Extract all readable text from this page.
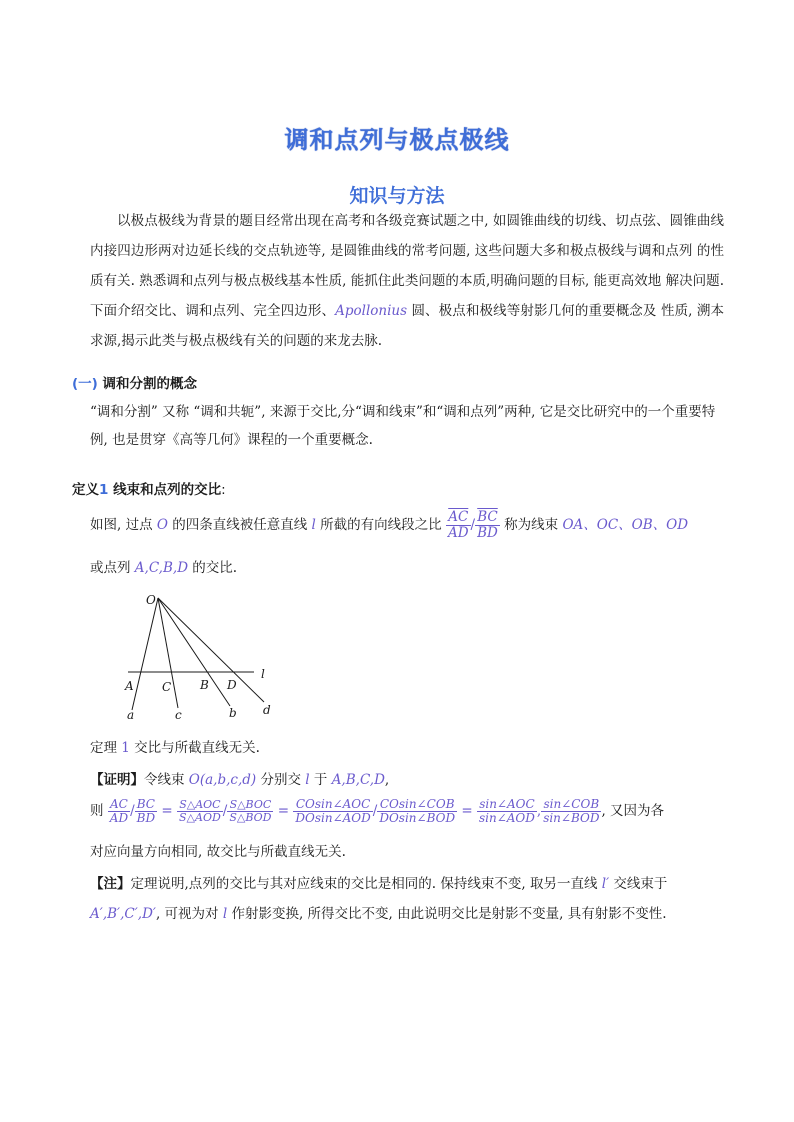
调和点列与极点极线
知识与方法
以极点极线为背景的题目经常出现在高考和各级竞赛试题之中, 如圆锥曲线的切线、切点弦、圆锥曲线内接四边形两对边延长线的交点轨迹等, 是圆锥曲线的常考问题, 这些问题大多和极点极线与调和点列 的性质有关. 熟悉调和点列与极点极线基本性质, 能抓住此类问题的本质,明确问题的目标, 能更高效地 解决问题. 下面介绍交比、调和点列、完全四边形、Apollonius 圆、极点和极线等射影几何的重要概念及 性质, 溯本求源,揭示此类与极点极线有关的问题的来龙去脉.
(一) 调和分割的概念
“调和分割” 又称 “调和共轭”, 来源于交比,分“调和线束”和“调和点列”两种, 它是交比研究中的一个重要特例, 也是贯穿《高等几何》课程的一个重要概念.
定义1 线束和点列的交比:
如图, 过点 O 的四条直线被任意直线 l 所截的有向线段之比 $\frac{\overline{AC}}{AD} / \frac{\overline{BC}}{BD}$ 称为线束 OA、OC、OB、OD
或点列 A,C,B,D 的交比.
O
l
A C B D
a	c	b d
定理 1 交比与所截直线无关.
【证明】令线束 O(a,b,c,d) 分别交 l 于 A,B,C,D,
则 $\frac{AC}{AD} / \frac{BC}{BD} = \frac{\text{S△AOC}}{\text{S△AOD}} / \frac{\text{S△BOC}}{\text{S△BOD}} = \frac{\text{COsin∠AOC}}{\text{DOsin∠AOD}} / \frac{\text{COsin∠COB}}{\text{DOsin∠BOD}} = \frac{\text{sin∠AOC}}{\text{sin∠AOD}}$ , $\frac{\text{sin∠COB}}{\text{sin∠BOD}}$ , 又因为各
对应向量方向相同, 故交比与所截直线无关.
【注】定理说明,点列的交比与其对应线束的交比是相同的. 保持线束不变, 取另一直线 l′ 交线束于
A′,B′,C′,D′, 可视为对 l 作射影变换, 所得交比不变, 由此说明交比是射影不变量, 具有射影不变性.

** Stated problem **
Return the listing above word for word, with the pictures removed.

** Exercise result **
Extract all readable text from this page.
调和点列与极点极线
知识与方法
以极点极线为背景的题目经常出现在高考和各级竞赛试题之中, 如圆锥曲线的切线、切点弦、圆锥曲线内接四边形两对边延长线的交点轨迹等, 是圆锥曲线的常考问题, 这些问题大多和极点极线与调和点列 的性质有关. 熟悉调和点列与极点极线基本性质, 能抓住此类问题的本质,明确问题的目标, 能更高效地 解决问题. 下面介绍交比、调和点列、完全四边形、Apollonius 圆、极点和极线等射影几何的重要概念及 性质, 溯本求源,揭示此类与极点极线有关的问题的来龙去脉.
(一) 调和分割的概念
“调和分割” 又称 “调和共轭”, 来源于交比,分“调和线束”和“调和点列”两种, 它是交比研究中的一个重要特例, 也是贯穿《高等几何》课程的一个重要概念.
定义1 线束和点列的交比:
如图, 过点 O 的四条直线被任意直线 l 所截的有向线段之比 $\frac{\overline{AC}}{AD} / \frac{\overline{BC}}{BD}$ 称为线束 OA、OC、OB、OD
或点列 A,C,B,D 的交比.
O
l
A C B D
a	c	b d
定理 1 交比与所截直线无关.
【证明】令线束 O(a,b,c,d) 分别交 l 于 A,B,C,D,
则 $\frac{AC}{AD} / \frac{BC}{BD} = \frac{\text{S△AOC}}{\text{S△AOD}} / \frac{\text{S△BOC}}{\text{S△BOD}} = \frac{\text{COsin∠AOC}}{\text{DOsin∠AOD}} / \frac{\text{COsin∠COB}}{\text{DOsin∠BOD}} = \frac{\text{sin∠AOC}}{\text{sin∠AOD}}$ , $\frac{\text{sin∠COB}}{\text{sin∠BOD}}$ , 又因为各
对应向量方向相同, 故交比与所截直线无关.
【注】定理说明,点列的交比与其对应线束的交比是相同的. 保持线束不变, 取另一直线 l′ 交线束于
A′,B′,C′,D′, 可视为对 l 作射影变换, 所得交比不变, 由此说明交比是射影不变量, 具有射影不变性.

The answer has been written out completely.